* [Requirement] Go through the listing and write out all of it exactly.

* [Record list]
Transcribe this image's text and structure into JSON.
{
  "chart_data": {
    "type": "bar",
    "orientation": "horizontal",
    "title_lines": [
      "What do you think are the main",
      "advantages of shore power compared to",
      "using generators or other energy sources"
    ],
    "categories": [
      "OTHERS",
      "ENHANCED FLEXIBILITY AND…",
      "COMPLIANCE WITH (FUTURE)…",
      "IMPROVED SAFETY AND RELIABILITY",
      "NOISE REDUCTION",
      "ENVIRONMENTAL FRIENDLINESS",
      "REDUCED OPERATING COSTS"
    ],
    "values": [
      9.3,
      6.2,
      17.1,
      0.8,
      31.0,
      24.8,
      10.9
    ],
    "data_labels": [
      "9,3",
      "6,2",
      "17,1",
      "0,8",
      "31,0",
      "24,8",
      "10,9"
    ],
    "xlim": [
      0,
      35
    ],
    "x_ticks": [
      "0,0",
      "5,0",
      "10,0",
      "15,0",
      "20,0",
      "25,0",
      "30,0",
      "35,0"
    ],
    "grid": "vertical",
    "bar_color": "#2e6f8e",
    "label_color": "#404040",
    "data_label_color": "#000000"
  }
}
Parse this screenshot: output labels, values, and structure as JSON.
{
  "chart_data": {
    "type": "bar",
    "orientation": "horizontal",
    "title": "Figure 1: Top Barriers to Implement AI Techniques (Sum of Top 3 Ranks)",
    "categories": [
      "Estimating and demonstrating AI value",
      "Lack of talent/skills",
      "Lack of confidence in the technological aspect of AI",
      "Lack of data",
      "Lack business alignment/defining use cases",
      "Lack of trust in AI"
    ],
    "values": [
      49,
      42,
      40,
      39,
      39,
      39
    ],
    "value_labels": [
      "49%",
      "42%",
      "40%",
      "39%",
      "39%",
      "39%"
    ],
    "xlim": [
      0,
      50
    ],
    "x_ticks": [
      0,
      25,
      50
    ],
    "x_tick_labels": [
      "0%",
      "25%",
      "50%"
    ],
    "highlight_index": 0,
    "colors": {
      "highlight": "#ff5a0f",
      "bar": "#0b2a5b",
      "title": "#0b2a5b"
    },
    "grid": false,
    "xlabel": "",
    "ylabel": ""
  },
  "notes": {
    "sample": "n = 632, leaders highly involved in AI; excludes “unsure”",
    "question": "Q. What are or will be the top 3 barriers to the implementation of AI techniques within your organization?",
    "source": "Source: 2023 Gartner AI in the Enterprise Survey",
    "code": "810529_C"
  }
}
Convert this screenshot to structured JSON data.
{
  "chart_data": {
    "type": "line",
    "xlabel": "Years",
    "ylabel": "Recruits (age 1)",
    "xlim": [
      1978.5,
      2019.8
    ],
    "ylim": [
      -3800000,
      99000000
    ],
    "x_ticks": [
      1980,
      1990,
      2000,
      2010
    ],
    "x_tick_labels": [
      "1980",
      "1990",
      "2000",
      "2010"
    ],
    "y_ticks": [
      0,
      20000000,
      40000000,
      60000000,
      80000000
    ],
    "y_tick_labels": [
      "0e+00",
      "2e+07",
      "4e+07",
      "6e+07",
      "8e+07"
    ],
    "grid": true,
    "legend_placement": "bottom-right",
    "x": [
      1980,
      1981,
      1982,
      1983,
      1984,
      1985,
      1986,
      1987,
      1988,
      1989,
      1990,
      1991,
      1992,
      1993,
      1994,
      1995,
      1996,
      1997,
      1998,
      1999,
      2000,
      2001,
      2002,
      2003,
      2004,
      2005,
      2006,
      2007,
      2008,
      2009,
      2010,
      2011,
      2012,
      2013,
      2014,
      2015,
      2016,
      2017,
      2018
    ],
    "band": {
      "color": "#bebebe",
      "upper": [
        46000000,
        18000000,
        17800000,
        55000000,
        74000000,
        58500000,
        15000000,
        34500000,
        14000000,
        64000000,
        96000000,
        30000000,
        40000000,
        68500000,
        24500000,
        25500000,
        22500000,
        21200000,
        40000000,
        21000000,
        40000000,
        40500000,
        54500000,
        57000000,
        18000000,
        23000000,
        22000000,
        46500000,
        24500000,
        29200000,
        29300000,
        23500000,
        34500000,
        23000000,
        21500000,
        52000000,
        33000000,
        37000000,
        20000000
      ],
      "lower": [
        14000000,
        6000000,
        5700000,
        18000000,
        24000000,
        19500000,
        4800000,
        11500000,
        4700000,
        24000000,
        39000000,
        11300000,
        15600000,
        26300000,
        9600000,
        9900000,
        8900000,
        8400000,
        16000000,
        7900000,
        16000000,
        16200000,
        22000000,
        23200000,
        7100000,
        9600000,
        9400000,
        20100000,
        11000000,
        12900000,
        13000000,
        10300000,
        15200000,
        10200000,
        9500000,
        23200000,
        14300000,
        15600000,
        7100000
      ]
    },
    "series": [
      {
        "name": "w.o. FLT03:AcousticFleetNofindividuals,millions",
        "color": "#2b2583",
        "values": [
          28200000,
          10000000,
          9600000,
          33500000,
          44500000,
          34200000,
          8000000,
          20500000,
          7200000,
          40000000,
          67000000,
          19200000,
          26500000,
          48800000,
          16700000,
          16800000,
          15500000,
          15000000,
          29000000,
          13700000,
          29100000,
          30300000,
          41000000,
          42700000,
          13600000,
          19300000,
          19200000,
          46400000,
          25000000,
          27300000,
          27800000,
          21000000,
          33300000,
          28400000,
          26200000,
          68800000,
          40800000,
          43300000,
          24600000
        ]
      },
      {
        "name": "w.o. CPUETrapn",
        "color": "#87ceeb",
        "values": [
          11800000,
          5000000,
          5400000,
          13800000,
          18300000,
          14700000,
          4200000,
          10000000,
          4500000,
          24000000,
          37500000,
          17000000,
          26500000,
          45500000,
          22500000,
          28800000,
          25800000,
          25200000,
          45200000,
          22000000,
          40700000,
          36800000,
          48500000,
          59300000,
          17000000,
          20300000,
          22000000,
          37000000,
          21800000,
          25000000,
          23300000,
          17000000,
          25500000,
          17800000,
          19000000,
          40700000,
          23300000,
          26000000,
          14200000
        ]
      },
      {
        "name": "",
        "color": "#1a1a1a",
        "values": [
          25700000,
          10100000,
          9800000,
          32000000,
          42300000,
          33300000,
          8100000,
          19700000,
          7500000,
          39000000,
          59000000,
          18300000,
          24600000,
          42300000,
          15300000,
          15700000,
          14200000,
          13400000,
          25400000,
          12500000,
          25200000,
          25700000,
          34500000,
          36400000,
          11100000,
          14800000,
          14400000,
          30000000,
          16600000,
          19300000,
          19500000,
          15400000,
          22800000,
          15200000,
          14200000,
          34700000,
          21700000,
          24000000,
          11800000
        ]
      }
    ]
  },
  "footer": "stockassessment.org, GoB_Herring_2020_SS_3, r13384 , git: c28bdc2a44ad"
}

* [Solution to this problem]
Transcribe this image's text and structure into JSON.
{
  "chart_data": {
    "type": "bar",
    "orientation": "horizontal",
    "title_lines": [
      "What do you think are the main",
      "advantages of shore power compared to",
      "using generators or other energy sources"
    ],
    "categories": [
      "OTHERS",
      "ENHANCED FLEXIBILITY AND…",
      "COMPLIANCE WITH (FUTURE)…",
      "IMPROVED SAFETY AND RELIABILITY",
      "NOISE REDUCTION",
      "ENVIRONMENTAL FRIENDLINESS",
      "REDUCED OPERATING COSTS"
    ],
    "values": [
      9.3,
      6.2,
      17.1,
      0.8,
      31.0,
      24.8,
      10.9
    ],
    "data_labels": [
      "9,3",
      "6,2",
      "17,1",
      "0,8",
      "31,0",
      "24,8",
      "10,9"
    ],
    "xlim": [
      0,
      35
    ],
    "x_ticks": [
      "0,0",
      "5,0",
      "10,0",
      "15,0",
      "20,0",
      "25,0",
      "30,0",
      "35,0"
    ],
    "grid": "vertical",
    "bar_color": "#2e6f8e",
    "label_color": "#404040",
    "data_label_color": "#000000"
  }
}
Parse this screenshot: output labels, values, and structure as JSON.
{
  "chart_data": {
    "type": "bar",
    "orientation": "horizontal",
    "title": "Figure 1: Top Barriers to Implement AI Techniques (Sum of Top 3 Ranks)",
    "categories": [
      "Estimating and demonstrating AI value",
      "Lack of talent/skills",
      "Lack of confidence in the technological aspect of AI",
      "Lack of data",
      "Lack business alignment/defining use cases",
      "Lack of trust in AI"
    ],
    "values": [
      49,
      42,
      40,
      39,
      39,
      39
    ],
    "value_labels": [
      "49%",
      "42%",
      "40%",
      "39%",
      "39%",
      "39%"
    ],
    "xlim": [
      0,
      50
    ],
    "x_ticks": [
      0,
      25,
      50
    ],
    "x_tick_labels": [
      "0%",
      "25%",
      "50%"
    ],
    "highlight_index": 0,
    "colors": {
      "highlight": "#ff5a0f",
      "bar": "#0b2a5b",
      "title": "#0b2a5b"
    },
    "grid": false,
    "xlabel": "",
    "ylabel": ""
  },
  "notes": {
    "sample": "n = 632, leaders highly involved in AI; excludes “unsure”",
    "question": "Q. What are or will be the top 3 barriers to the implementation of AI techniques within your organization?",
    "source": "Source: 2023 Gartner AI in the Enterprise Survey",
    "code": "810529_C"
  }
}
Convert this screenshot to structured JSON data.
{
  "chart_data": {
    "type": "line",
    "xlabel": "Years",
    "ylabel": "Recruits (age 1)",
    "xlim": [
      1978.5,
      2019.8
    ],
    "ylim": [
      -3800000,
      99000000
    ],
    "x_ticks": [
      1980,
      1990,
      2000,
      2010
    ],
    "x_tick_labels": [
      "1980",
      "1990",
      "2000",
      "2010"
    ],
    "y_ticks": [
      0,
      20000000,
      40000000,
      60000000,
      80000000
    ],
    "y_tick_labels": [
      "0e+00",
      "2e+07",
      "4e+07",
      "6e+07",
      "8e+07"
    ],
    "grid": true,
    "legend_placement": "bottom-right",
    "x": [
      1980,
      1981,
      1982,
      1983,
      1984,
      1985,
      1986,
      1987,
      1988,
      1989,
      1990,
      1991,
      1992,
      1993,
      1994,
      1995,
      1996,
      1997,
      1998,
      1999,
      2000,
      2001,
      2002,
      2003,
      2004,
      2005,
      2006,
      2007,
      2008,
      2009,
      2010,
      2011,
      2012,
      2013,
      2014,
      2015,
      2016,
      2017,
      2018
    ],
    "band": {
      "color": "#bebebe",
      "upper": [
        46000000,
        18000000,
        17800000,
        55000000,
        74000000,
        58500000,
        15000000,
        34500000,
        14000000,
        64000000,
        96000000,
        30000000,
        40000000,
        68500000,
        24500000,
        25500000,
        22500000,
        21200000,
        40000000,
        21000000,
        40000000,
        40500000,
        54500000,
        57000000,
        18000000,
        23000000,
        22000000,
        46500000,
        24500000,
        29200000,
        29300000,
        23500000,
        34500000,
        23000000,
        21500000,
        52000000,
        33000000,
        37000000,
        20000000
      ],
      "lower": [
        14000000,
        6000000,
        5700000,
        18000000,
        24000000,
        19500000,
        4800000,
        11500000,
        4700000,
        24000000,
        39000000,
        11300000,
        15600000,
        26300000,
        9600000,
        9900000,
        8900000,
        8400000,
        16000000,
        7900000,
        16000000,
        16200000,
        22000000,
        23200000,
        7100000,
        9600000,
        9400000,
        20100000,
        11000000,
        12900000,
        13000000,
        10300000,
        15200000,
        10200000,
        9500000,
        23200000,
        14300000,
        15600000,
        7100000
      ]
    },
    "series": [
      {
        "name": "w.o. FLT03:AcousticFleetNofindividuals,millions",
        "color": "#2b2583",
        "values": [
          28200000,
          10000000,
          9600000,
          33500000,
          44500000,
          34200000,
          8000000,
          20500000,
          7200000,
          40000000,
          67000000,
          19200000,
          26500000,
          48800000,
          16700000,
          16800000,
          15500000,
          15000000,
          29000000,
          13700000,
          29100000,
          30300000,
          41000000,
          42700000,
          13600000,
          19300000,
          19200000,
          46400000,
          25000000,
          27300000,
          27800000,
          21000000,
          33300000,
          28400000,
          26200000,
          68800000,
          40800000,
          43300000,
          24600000
        ]
      },
      {
        "name": "w.o. CPUETrapn",
        "color": "#87ceeb",
        "values": [
          11800000,
          5000000,
          5400000,
          13800000,
          18300000,
          14700000,
          4200000,
          10000000,
          4500000,
          24000000,
          37500000,
          17000000,
          26500000,
          45500000,
          22500000,
          28800000,
          25800000,
          25200000,
          45200000,
          22000000,
          40700000,
          36800000,
          48500000,
          59300000,
          17000000,
          20300000,
          22000000,
          37000000,
          21800000,
          25000000,
          23300000,
          17000000,
          25500000,
          17800000,
          19000000,
          40700000,
          23300000,
          26000000,
          14200000
        ]
      },
      {
        "name": "",
        "color": "#1a1a1a",
        "values": [
          25700000,
          10100000,
          9800000,
          32000000,
          42300000,
          33300000,
          8100000,
          19700000,
          7500000,
          39000000,
          59000000,
          18300000,
          24600000,
          42300000,
          15300000,
          15700000,
          14200000,
          13400000,
          25400000,
          12500000,
          25200000,
          25700000,
          34500000,
          36400000,
          11100000,
          14800000,
          14400000,
          30000000,
          16600000,
          19300000,
          19500000,
          15400000,
          22800000,
          15200000,
          14200000,
          34700000,
          21700000,
          24000000,
          11800000
        ]
      }
    ]
  },
  "footer": "stockassessment.org, GoB_Herring_2020_SS_3, r13384 , git: c28bdc2a44ad"
}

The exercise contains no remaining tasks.